BRIEF: Reproduce the material word for word; the images stay out.

>> BEGIN

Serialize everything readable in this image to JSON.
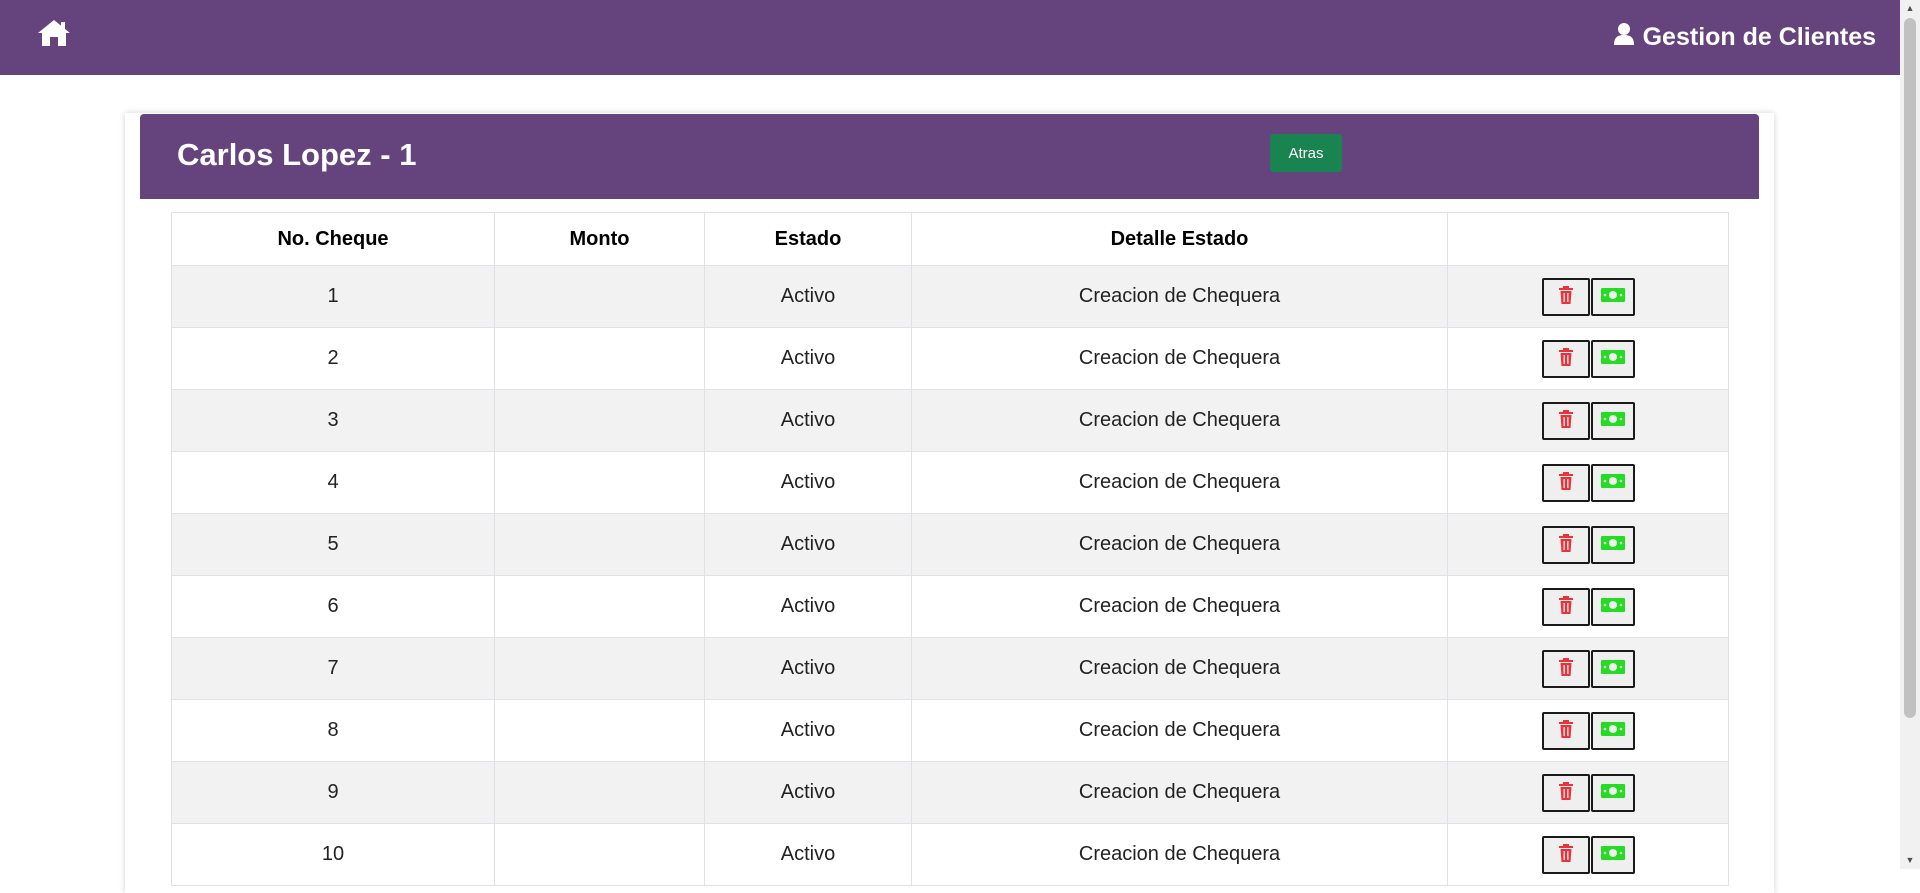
{
  "navbar": {
    "home_icon": "home-icon",
    "brand_icon": "user-icon",
    "brand_label": "Gestion de Clientes"
  },
  "card": {
    "title": "Carlos Lopez - 1",
    "back_label": "Atras"
  },
  "table": {
    "headers": [
      "No. Cheque",
      "Monto",
      "Estado",
      "Detalle Estado",
      ""
    ],
    "rows": [
      {
        "cheque": "1",
        "monto": "",
        "estado": "Activo",
        "detalle": "Creacion de Chequera"
      },
      {
        "cheque": "2",
        "monto": "",
        "estado": "Activo",
        "detalle": "Creacion de Chequera"
      },
      {
        "cheque": "3",
        "monto": "",
        "estado": "Activo",
        "detalle": "Creacion de Chequera"
      },
      {
        "cheque": "4",
        "monto": "",
        "estado": "Activo",
        "detalle": "Creacion de Chequera"
      },
      {
        "cheque": "5",
        "monto": "",
        "estado": "Activo",
        "detalle": "Creacion de Chequera"
      },
      {
        "cheque": "6",
        "monto": "",
        "estado": "Activo",
        "detalle": "Creacion de Chequera"
      },
      {
        "cheque": "7",
        "monto": "",
        "estado": "Activo",
        "detalle": "Creacion de Chequera"
      },
      {
        "cheque": "8",
        "monto": "",
        "estado": "Activo",
        "detalle": "Creacion de Chequera"
      },
      {
        "cheque": "9",
        "monto": "",
        "estado": "Activo",
        "detalle": "Creacion de Chequera"
      },
      {
        "cheque": "10",
        "monto": "",
        "estado": "Activo",
        "detalle": "Creacion de Chequera"
      }
    ],
    "action_icons": [
      "trash-icon",
      "money-bill-icon"
    ]
  },
  "colors": {
    "primary": "#65447d",
    "success": "#1a8451",
    "danger": "#e8323c",
    "money": "#22dd22"
  }
}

>> END

ANSWER TO THE EXERCISE:
Serialize everything readable in this image to JSON.
{
  "navbar": {
    "home_icon": "home-icon",
    "brand_icon": "user-icon",
    "brand_label": "Gestion de Clientes"
  },
  "card": {
    "title": "Carlos Lopez - 1",
    "back_label": "Atras"
  },
  "table": {
    "headers": [
      "No. Cheque",
      "Monto",
      "Estado",
      "Detalle Estado",
      ""
    ],
    "rows": [
      {
        "cheque": "1",
        "monto": "",
        "estado": "Activo",
        "detalle": "Creacion de Chequera"
      },
      {
        "cheque": "2",
        "monto": "",
        "estado": "Activo",
        "detalle": "Creacion de Chequera"
      },
      {
        "cheque": "3",
        "monto": "",
        "estado": "Activo",
        "detalle": "Creacion de Chequera"
      },
      {
        "cheque": "4",
        "monto": "",
        "estado": "Activo",
        "detalle": "Creacion de Chequera"
      },
      {
        "cheque": "5",
        "monto": "",
        "estado": "Activo",
        "detalle": "Creacion de Chequera"
      },
      {
        "cheque": "6",
        "monto": "",
        "estado": "Activo",
        "detalle": "Creacion de Chequera"
      },
      {
        "cheque": "7",
        "monto": "",
        "estado": "Activo",
        "detalle": "Creacion de Chequera"
      },
      {
        "cheque": "8",
        "monto": "",
        "estado": "Activo",
        "detalle": "Creacion de Chequera"
      },
      {
        "cheque": "9",
        "monto": "",
        "estado": "Activo",
        "detalle": "Creacion de Chequera"
      },
      {
        "cheque": "10",
        "monto": "",
        "estado": "Activo",
        "detalle": "Creacion de Chequera"
      }
    ],
    "action_icons": [
      "trash-icon",
      "money-bill-icon"
    ]
  },
  "colors": {
    "primary": "#65447d",
    "success": "#1a8451",
    "danger": "#e8323c",
    "money": "#22dd22"
  }
}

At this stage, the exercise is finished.